Reproduce the listing below exactly. Pictures do not belong in the copy.

++++ DATASET EXCERPTS

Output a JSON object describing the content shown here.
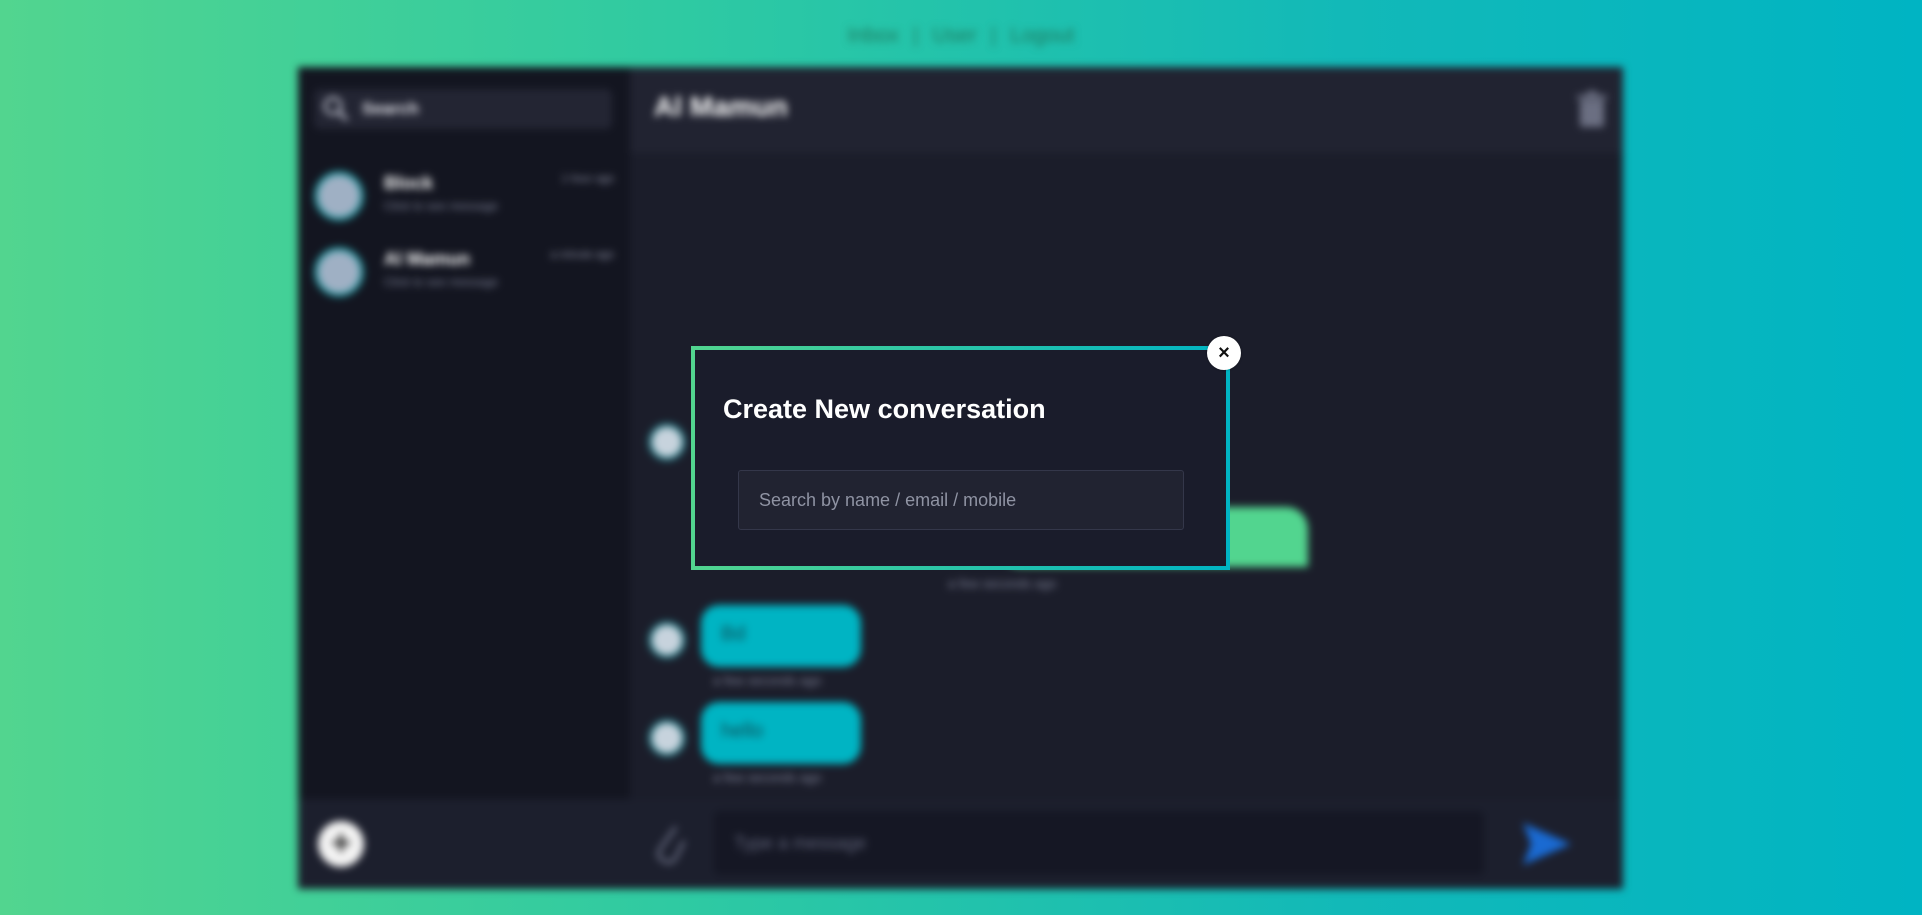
{
  "nav": {
    "items": [
      "Inbox",
      "User",
      "Logout"
    ]
  },
  "sidebar": {
    "search_placeholder": "Search",
    "conversations": [
      {
        "name": "Block",
        "subtitle": "Click to see message",
        "time": "1 hour ago"
      },
      {
        "name": "Al Mamun",
        "subtitle": "Click to see message",
        "time": "a minute ago"
      }
    ],
    "add_label": "+"
  },
  "chat": {
    "title": "Al Mamun",
    "messages": [
      {
        "text": "",
        "meta": "a few seconds ago"
      },
      {
        "text": "Bd",
        "meta": "a few seconds ago"
      },
      {
        "text": "hello",
        "meta": "a few seconds ago"
      }
    ],
    "composer_placeholder": "Type a message"
  },
  "modal": {
    "title": "Create New conversation",
    "search_placeholder": "Search by name / email / mobile",
    "close_label": "×"
  },
  "colors": {
    "accent_green": "#52d58f",
    "accent_teal": "#00b4c3",
    "panel": "#1b1d2a"
  }
}
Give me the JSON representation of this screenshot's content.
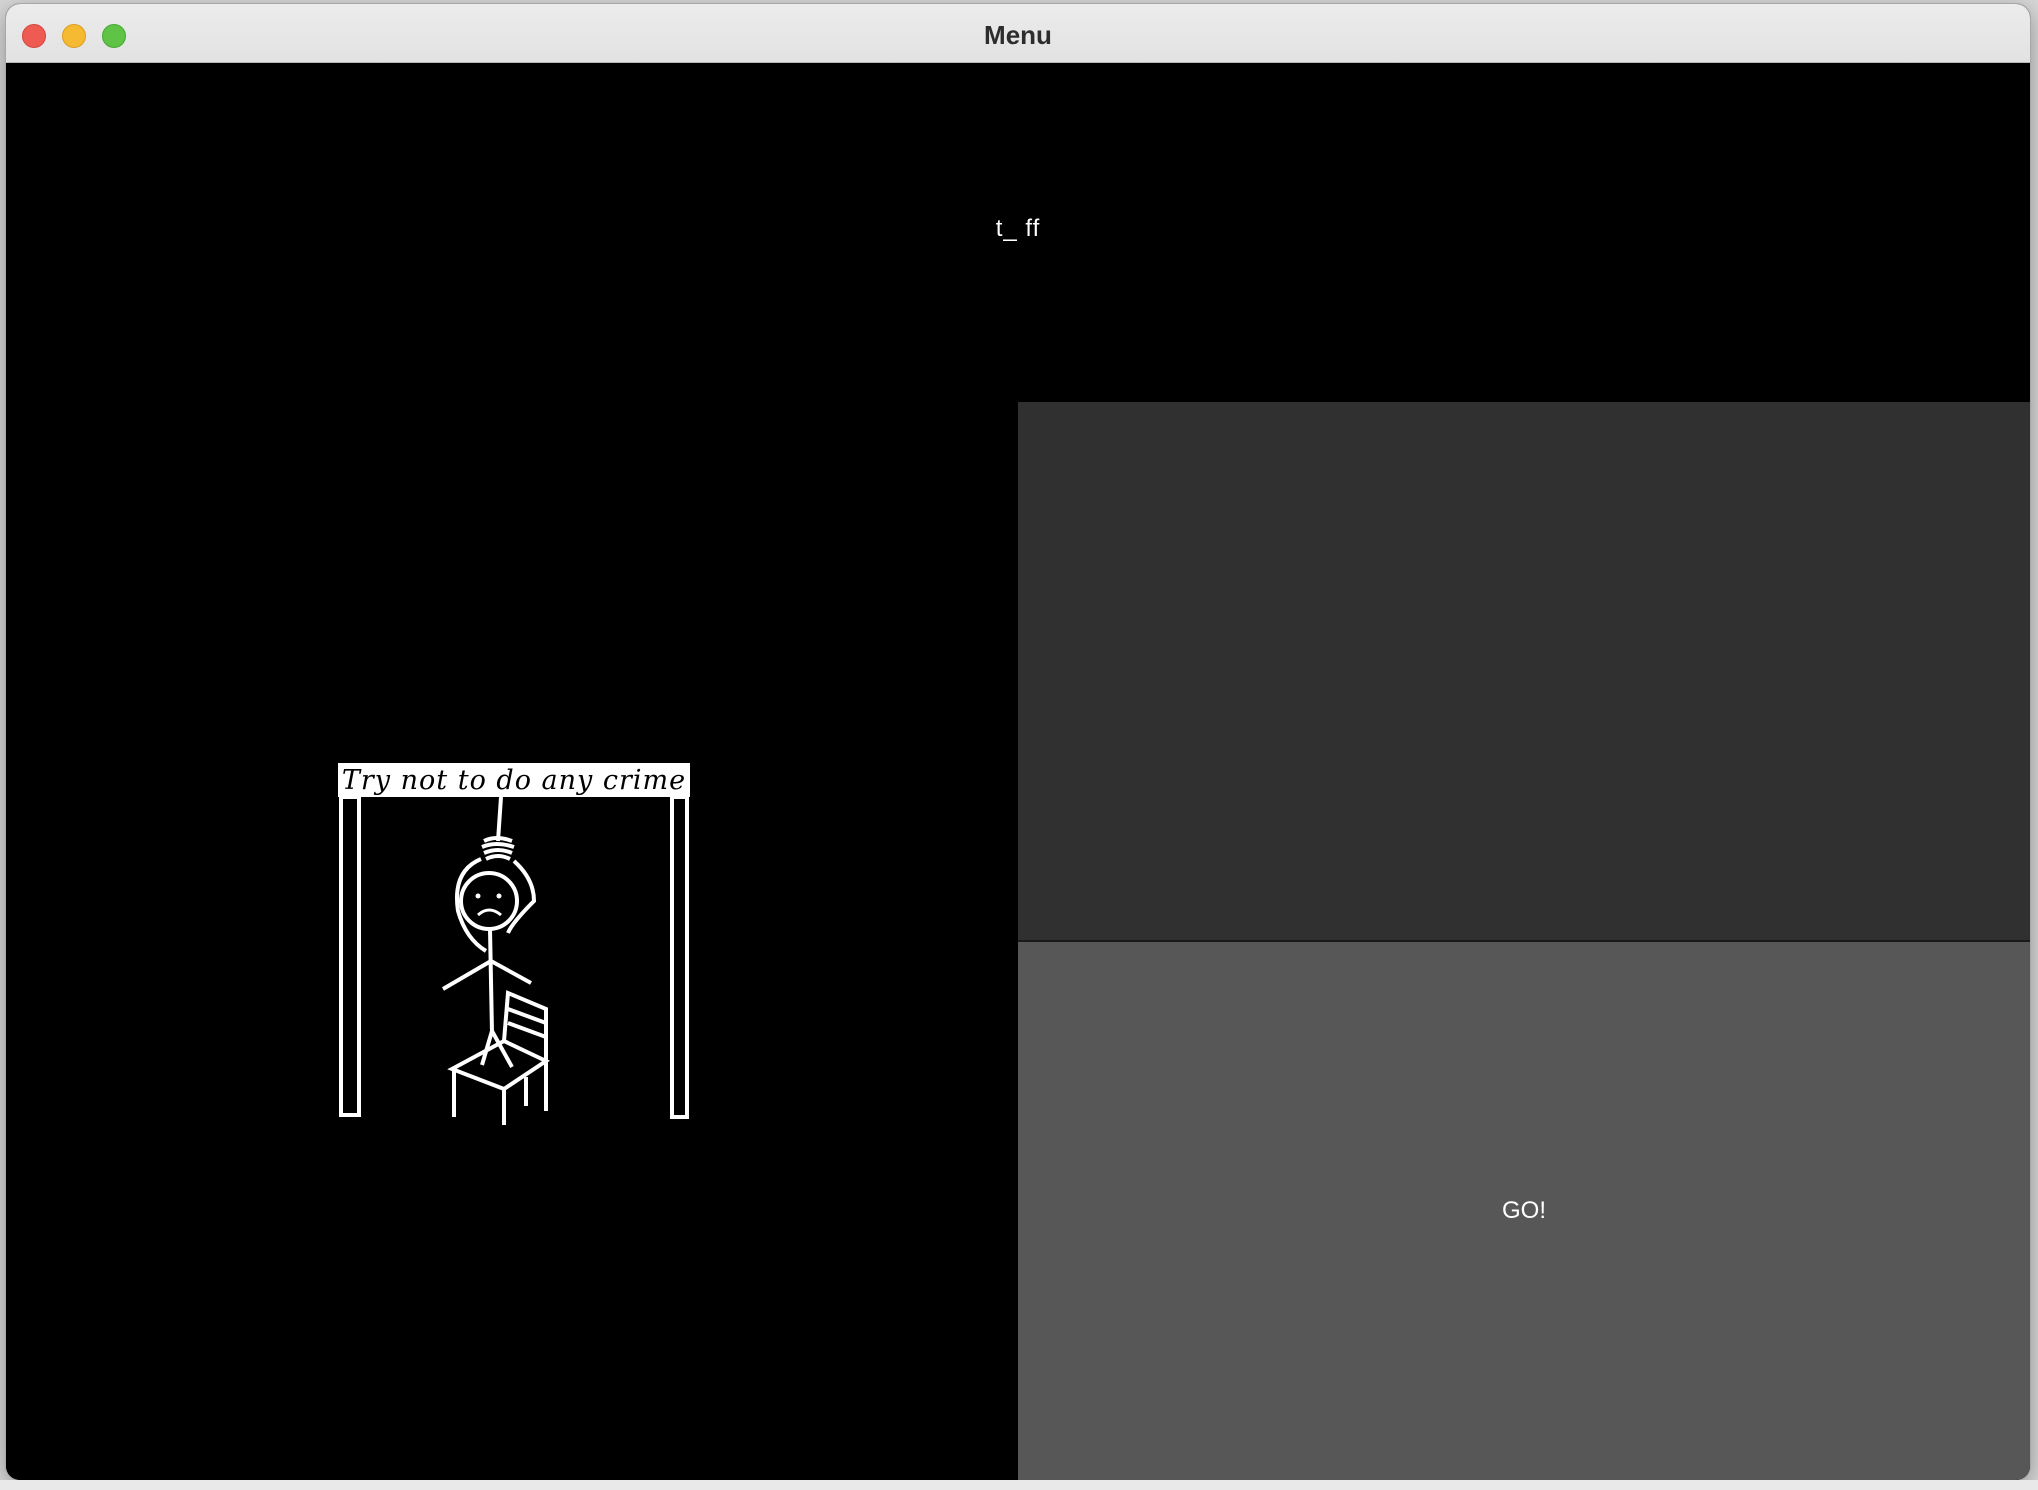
{
  "window": {
    "title": "Menu"
  },
  "game": {
    "word_display": "t_ ff",
    "hangman_sign": "Try not to do any crime",
    "go_button_label": "GO!"
  },
  "colors": {
    "background": "#000000",
    "panel_dark": "#303030",
    "panel_button": "#575757",
    "text": "#ffffff"
  },
  "icons": {
    "close": "close-icon",
    "minimize": "minimize-icon",
    "maximize": "maximize-icon"
  }
}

++++++++

** RESULT BELOW **
Output a JSON object describing the content shown here.
{
  "nav": {
    "items": [
      "Inbox",
      "User",
      "Logout"
    ]
  },
  "sidebar": {
    "search_placeholder": "Search",
    "conversations": [
      {
        "name": "Block",
        "subtitle": "Click to see message",
        "time": "1 hour ago"
      },
      {
        "name": "Al Mamun",
        "subtitle": "Click to see message",
        "time": "a minute ago"
      }
    ],
    "add_label": "+"
  },
  "chat": {
    "title": "Al Mamun",
    "messages": [
      {
        "text": "",
        "meta": "a few seconds ago"
      },
      {
        "text": "Bd",
        "meta": "a few seconds ago"
      },
      {
        "text": "hello",
        "meta": "a few seconds ago"
      }
    ],
    "composer_placeholder": "Type a message"
  },
  "modal": {
    "title": "Create New conversation",
    "search_placeholder": "Search by name / email / mobile",
    "close_label": "×"
  },
  "colors": {
    "accent_green": "#52d58f",
    "accent_teal": "#00b4c3",
    "panel": "#1b1d2a"
  }
}
Give me the JSON representation of this screenshot's content.
{
  "window": {
    "title": "Menu"
  },
  "game": {
    "word_display": "t_ ff",
    "hangman_sign": "Try not to do any crime",
    "go_button_label": "GO!"
  },
  "colors": {
    "background": "#000000",
    "panel_dark": "#303030",
    "panel_button": "#575757",
    "text": "#ffffff"
  },
  "icons": {
    "close": "close-icon",
    "minimize": "minimize-icon",
    "maximize": "maximize-icon"
  }
}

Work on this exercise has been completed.